| TASK TO COMPLETE |
Please put the stretch of items from the start through the line containing "Text: IR2104: IR2104 xyxy=(658,290,694,300)" into a JSON list of strings, one string per line, with blank lines left out.

--- START OF SOURCE RECORDS ---

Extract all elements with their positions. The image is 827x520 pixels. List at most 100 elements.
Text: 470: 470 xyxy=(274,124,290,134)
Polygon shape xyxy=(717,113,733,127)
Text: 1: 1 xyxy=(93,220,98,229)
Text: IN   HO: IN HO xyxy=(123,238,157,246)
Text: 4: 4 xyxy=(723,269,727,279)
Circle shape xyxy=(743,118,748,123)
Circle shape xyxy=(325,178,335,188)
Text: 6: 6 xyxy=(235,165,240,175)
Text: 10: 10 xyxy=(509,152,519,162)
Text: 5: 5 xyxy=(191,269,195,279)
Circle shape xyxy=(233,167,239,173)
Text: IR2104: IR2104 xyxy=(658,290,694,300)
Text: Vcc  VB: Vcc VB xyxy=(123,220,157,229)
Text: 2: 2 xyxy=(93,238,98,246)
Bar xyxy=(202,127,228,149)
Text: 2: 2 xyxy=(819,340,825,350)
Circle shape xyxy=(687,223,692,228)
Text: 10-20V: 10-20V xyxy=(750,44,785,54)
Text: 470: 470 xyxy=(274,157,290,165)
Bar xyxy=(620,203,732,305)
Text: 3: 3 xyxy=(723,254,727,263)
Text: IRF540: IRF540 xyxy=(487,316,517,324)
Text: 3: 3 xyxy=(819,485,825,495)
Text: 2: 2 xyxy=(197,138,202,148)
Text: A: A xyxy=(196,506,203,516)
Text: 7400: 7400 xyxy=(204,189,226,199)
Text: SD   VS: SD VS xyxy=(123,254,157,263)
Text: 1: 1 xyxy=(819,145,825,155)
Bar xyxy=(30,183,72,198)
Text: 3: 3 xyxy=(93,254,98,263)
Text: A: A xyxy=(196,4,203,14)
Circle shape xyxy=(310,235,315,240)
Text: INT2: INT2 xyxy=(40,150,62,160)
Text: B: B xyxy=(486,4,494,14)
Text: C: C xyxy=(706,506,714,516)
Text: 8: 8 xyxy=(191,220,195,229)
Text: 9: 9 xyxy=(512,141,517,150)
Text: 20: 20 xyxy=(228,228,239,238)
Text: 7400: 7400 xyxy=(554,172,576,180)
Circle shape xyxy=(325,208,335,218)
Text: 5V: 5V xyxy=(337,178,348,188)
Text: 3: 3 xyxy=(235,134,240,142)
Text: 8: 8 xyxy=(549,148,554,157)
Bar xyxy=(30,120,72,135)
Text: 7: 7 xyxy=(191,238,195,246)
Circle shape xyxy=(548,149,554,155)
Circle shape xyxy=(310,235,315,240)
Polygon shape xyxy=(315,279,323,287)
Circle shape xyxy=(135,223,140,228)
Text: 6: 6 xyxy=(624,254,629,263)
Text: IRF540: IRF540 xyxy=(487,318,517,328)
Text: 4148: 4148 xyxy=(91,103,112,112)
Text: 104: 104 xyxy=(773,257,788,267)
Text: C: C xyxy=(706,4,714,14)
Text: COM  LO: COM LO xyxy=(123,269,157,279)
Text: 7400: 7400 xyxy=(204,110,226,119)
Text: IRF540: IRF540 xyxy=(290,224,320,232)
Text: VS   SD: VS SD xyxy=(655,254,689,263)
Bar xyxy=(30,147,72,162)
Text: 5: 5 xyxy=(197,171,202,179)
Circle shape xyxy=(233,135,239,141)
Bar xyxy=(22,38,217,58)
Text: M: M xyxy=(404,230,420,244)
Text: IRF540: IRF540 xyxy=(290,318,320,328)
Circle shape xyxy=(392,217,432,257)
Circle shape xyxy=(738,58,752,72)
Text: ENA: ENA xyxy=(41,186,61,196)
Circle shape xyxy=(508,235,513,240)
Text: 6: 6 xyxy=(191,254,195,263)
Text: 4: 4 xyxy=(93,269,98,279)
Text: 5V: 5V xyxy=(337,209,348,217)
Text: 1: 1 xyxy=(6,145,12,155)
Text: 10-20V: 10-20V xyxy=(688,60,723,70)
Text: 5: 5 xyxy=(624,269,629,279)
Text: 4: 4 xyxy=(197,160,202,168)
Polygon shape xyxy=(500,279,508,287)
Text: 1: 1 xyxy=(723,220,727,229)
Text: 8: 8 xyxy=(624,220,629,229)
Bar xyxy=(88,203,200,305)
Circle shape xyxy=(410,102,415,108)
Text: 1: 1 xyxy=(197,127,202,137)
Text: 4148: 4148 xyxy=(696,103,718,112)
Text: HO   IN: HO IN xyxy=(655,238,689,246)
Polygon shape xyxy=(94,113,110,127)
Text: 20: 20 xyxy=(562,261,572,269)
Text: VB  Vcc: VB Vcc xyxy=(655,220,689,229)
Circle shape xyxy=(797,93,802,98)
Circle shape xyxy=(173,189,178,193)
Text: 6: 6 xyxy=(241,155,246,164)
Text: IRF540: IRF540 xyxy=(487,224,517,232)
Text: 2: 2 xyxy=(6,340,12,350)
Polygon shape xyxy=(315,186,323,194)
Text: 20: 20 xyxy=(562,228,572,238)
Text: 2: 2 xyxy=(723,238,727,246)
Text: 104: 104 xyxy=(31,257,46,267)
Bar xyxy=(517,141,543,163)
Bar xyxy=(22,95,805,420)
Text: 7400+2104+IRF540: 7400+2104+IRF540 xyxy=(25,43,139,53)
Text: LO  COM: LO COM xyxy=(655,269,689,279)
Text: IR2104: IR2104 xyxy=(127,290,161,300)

--- END OF SOURCE RECORDS ---

| EXERCISE ANSWER |
[
  "Extract all elements with their positions. The image is 827x520 pixels. List at most 100 elements.",
  "Text: 470: 470 xyxy=(274,124,290,134)",
  "Polygon shape xyxy=(717,113,733,127)",
  "Text: 1: 1 xyxy=(93,220,98,229)",
  "Text: IN   HO: IN HO xyxy=(123,238,157,246)",
  "Text: 4: 4 xyxy=(723,269,727,279)",
  "Circle shape xyxy=(743,118,748,123)",
  "Circle shape xyxy=(325,178,335,188)",
  "Text: 6: 6 xyxy=(235,165,240,175)",
  "Text: 10: 10 xyxy=(509,152,519,162)",
  "Text: 5: 5 xyxy=(191,269,195,279)",
  "Circle shape xyxy=(233,167,239,173)",
  "Text: IR2104: IR2104 xyxy=(658,290,694,300)"
]